--- START OF Data for processing ---

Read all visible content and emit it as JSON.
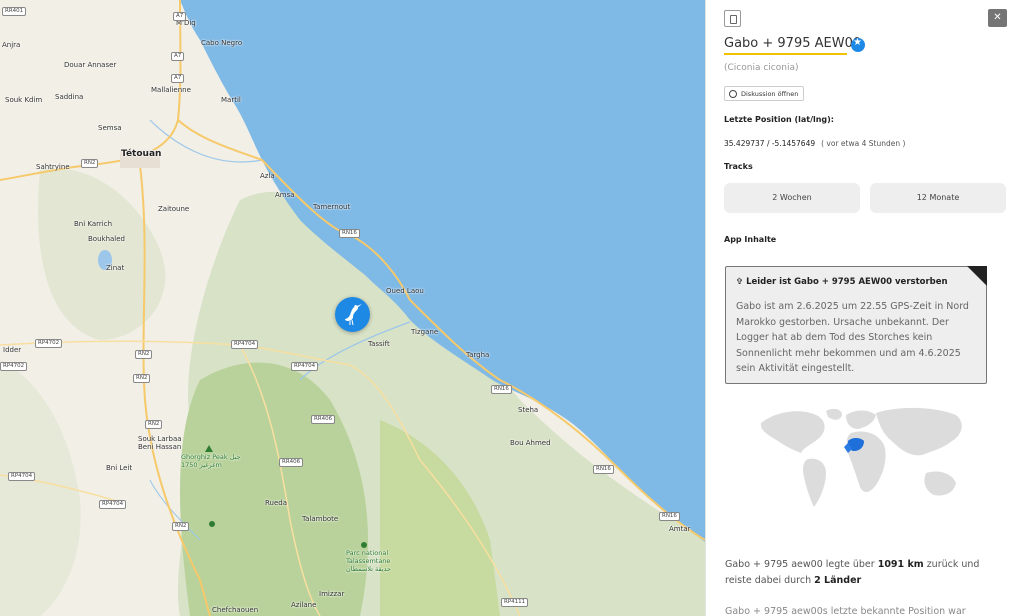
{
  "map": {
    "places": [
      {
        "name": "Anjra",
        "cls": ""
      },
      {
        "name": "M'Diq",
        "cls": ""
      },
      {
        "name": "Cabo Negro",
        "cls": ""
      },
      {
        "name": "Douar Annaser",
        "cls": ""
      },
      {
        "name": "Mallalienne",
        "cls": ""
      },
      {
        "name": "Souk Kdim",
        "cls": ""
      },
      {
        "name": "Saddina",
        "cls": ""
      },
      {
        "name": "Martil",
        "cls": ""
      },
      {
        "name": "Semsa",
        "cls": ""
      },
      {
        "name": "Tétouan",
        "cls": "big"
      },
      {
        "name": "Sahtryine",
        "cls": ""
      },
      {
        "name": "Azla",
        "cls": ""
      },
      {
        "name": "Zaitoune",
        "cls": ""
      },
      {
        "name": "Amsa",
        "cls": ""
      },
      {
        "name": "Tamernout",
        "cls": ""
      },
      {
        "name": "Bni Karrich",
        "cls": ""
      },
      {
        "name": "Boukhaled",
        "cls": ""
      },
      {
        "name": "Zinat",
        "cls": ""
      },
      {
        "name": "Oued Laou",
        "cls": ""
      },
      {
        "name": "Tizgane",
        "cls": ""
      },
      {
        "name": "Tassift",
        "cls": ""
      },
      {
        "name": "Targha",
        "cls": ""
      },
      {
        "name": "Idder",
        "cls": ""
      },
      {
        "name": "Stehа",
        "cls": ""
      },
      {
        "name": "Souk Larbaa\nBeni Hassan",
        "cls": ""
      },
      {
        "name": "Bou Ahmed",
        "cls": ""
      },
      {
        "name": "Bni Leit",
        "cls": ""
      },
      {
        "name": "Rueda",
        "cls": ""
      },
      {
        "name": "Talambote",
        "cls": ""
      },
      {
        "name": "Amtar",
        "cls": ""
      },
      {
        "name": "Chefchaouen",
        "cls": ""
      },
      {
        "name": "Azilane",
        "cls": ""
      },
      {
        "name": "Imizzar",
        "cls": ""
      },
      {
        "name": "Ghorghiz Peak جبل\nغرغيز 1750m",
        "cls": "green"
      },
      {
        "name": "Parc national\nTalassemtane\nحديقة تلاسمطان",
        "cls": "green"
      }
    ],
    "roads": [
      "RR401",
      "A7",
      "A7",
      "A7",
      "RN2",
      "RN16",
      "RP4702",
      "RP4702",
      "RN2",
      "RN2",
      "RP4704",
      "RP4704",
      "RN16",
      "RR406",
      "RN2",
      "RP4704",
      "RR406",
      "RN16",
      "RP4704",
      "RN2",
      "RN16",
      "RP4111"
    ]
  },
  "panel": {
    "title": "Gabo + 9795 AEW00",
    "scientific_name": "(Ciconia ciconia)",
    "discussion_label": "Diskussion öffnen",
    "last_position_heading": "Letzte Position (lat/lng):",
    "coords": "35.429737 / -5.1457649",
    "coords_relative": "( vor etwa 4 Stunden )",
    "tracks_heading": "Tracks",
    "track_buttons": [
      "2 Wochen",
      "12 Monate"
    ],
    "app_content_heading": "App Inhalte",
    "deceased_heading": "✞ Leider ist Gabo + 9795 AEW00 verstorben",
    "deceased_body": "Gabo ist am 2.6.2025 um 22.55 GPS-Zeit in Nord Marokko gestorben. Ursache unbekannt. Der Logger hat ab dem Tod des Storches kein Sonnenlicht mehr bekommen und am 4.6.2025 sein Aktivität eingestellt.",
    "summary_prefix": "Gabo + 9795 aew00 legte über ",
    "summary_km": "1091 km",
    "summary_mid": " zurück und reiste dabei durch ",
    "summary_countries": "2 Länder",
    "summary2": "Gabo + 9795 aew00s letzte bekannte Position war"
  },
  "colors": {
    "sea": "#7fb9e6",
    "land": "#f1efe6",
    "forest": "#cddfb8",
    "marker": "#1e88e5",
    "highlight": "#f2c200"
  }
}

--- END OF Data for processing ---

## Goal
Leave out all images, then reproduce the entries above exactly.

## Task result
Read all visible content and emit it as JSON.
{
  "map": {
    "places": [
      {
        "name": "Anjra",
        "cls": ""
      },
      {
        "name": "M'Diq",
        "cls": ""
      },
      {
        "name": "Cabo Negro",
        "cls": ""
      },
      {
        "name": "Douar Annaser",
        "cls": ""
      },
      {
        "name": "Mallalienne",
        "cls": ""
      },
      {
        "name": "Souk Kdim",
        "cls": ""
      },
      {
        "name": "Saddina",
        "cls": ""
      },
      {
        "name": "Martil",
        "cls": ""
      },
      {
        "name": "Semsa",
        "cls": ""
      },
      {
        "name": "Tétouan",
        "cls": "big"
      },
      {
        "name": "Sahtryine",
        "cls": ""
      },
      {
        "name": "Azla",
        "cls": ""
      },
      {
        "name": "Zaitoune",
        "cls": ""
      },
      {
        "name": "Amsa",
        "cls": ""
      },
      {
        "name": "Tamernout",
        "cls": ""
      },
      {
        "name": "Bni Karrich",
        "cls": ""
      },
      {
        "name": "Boukhaled",
        "cls": ""
      },
      {
        "name": "Zinat",
        "cls": ""
      },
      {
        "name": "Oued Laou",
        "cls": ""
      },
      {
        "name": "Tizgane",
        "cls": ""
      },
      {
        "name": "Tassift",
        "cls": ""
      },
      {
        "name": "Targha",
        "cls": ""
      },
      {
        "name": "Idder",
        "cls": ""
      },
      {
        "name": "Stehа",
        "cls": ""
      },
      {
        "name": "Souk Larbaa\nBeni Hassan",
        "cls": ""
      },
      {
        "name": "Bou Ahmed",
        "cls": ""
      },
      {
        "name": "Bni Leit",
        "cls": ""
      },
      {
        "name": "Rueda",
        "cls": ""
      },
      {
        "name": "Talambote",
        "cls": ""
      },
      {
        "name": "Amtar",
        "cls": ""
      },
      {
        "name": "Chefchaouen",
        "cls": ""
      },
      {
        "name": "Azilane",
        "cls": ""
      },
      {
        "name": "Imizzar",
        "cls": ""
      },
      {
        "name": "Ghorghiz Peak جبل\nغرغيز 1750m",
        "cls": "green"
      },
      {
        "name": "Parc national\nTalassemtane\nحديقة تلاسمطان",
        "cls": "green"
      }
    ],
    "roads": [
      "RR401",
      "A7",
      "A7",
      "A7",
      "RN2",
      "RN16",
      "RP4702",
      "RP4702",
      "RN2",
      "RN2",
      "RP4704",
      "RP4704",
      "RN16",
      "RR406",
      "RN2",
      "RP4704",
      "RR406",
      "RN16",
      "RP4704",
      "RN2",
      "RN16",
      "RP4111"
    ]
  },
  "panel": {
    "title": "Gabo + 9795 AEW00",
    "scientific_name": "(Ciconia ciconia)",
    "discussion_label": "Diskussion öffnen",
    "last_position_heading": "Letzte Position (lat/lng):",
    "coords": "35.429737 / -5.1457649",
    "coords_relative": "( vor etwa 4 Stunden )",
    "tracks_heading": "Tracks",
    "track_buttons": [
      "2 Wochen",
      "12 Monate"
    ],
    "app_content_heading": "App Inhalte",
    "deceased_heading": "✞ Leider ist Gabo + 9795 AEW00 verstorben",
    "deceased_body": "Gabo ist am 2.6.2025 um 22.55 GPS-Zeit in Nord Marokko gestorben. Ursache unbekannt. Der Logger hat ab dem Tod des Storches kein Sonnenlicht mehr bekommen und am 4.6.2025 sein Aktivität eingestellt.",
    "summary_prefix": "Gabo + 9795 aew00 legte über ",
    "summary_km": "1091 km",
    "summary_mid": " zurück und reiste dabei durch ",
    "summary_countries": "2 Länder",
    "summary2": "Gabo + 9795 aew00s letzte bekannte Position war"
  },
  "colors": {
    "sea": "#7fb9e6",
    "land": "#f1efe6",
    "forest": "#cddfb8",
    "marker": "#1e88e5",
    "highlight": "#f2c200"
  }
}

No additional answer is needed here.